## SHORT EXERCISE
Among the entries below, count the lines that contain the word "Output". Write down only the total.

## ENTRIES SHOWN

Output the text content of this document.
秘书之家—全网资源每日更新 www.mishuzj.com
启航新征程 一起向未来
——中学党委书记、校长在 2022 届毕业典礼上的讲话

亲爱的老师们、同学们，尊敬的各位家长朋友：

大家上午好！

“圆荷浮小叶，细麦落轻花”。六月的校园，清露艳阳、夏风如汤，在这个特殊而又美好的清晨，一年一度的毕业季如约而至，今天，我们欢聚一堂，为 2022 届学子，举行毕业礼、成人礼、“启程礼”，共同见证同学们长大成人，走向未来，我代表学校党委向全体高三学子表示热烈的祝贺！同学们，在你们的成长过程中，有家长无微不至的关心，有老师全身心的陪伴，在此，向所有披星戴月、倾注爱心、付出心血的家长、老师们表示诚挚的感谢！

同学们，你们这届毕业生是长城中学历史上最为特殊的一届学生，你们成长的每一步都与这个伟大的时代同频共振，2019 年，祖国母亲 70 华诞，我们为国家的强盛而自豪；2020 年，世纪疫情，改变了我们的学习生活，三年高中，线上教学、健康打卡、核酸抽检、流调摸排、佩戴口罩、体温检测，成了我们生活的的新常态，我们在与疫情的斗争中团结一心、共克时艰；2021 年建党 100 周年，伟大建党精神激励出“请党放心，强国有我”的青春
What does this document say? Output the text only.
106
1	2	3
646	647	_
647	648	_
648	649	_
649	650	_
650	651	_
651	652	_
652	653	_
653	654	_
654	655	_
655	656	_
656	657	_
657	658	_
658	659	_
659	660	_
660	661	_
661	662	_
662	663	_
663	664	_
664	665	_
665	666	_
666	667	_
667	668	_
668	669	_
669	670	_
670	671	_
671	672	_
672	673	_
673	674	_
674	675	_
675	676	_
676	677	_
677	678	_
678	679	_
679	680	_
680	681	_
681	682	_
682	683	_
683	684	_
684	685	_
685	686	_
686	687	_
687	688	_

## TASK RESULT
2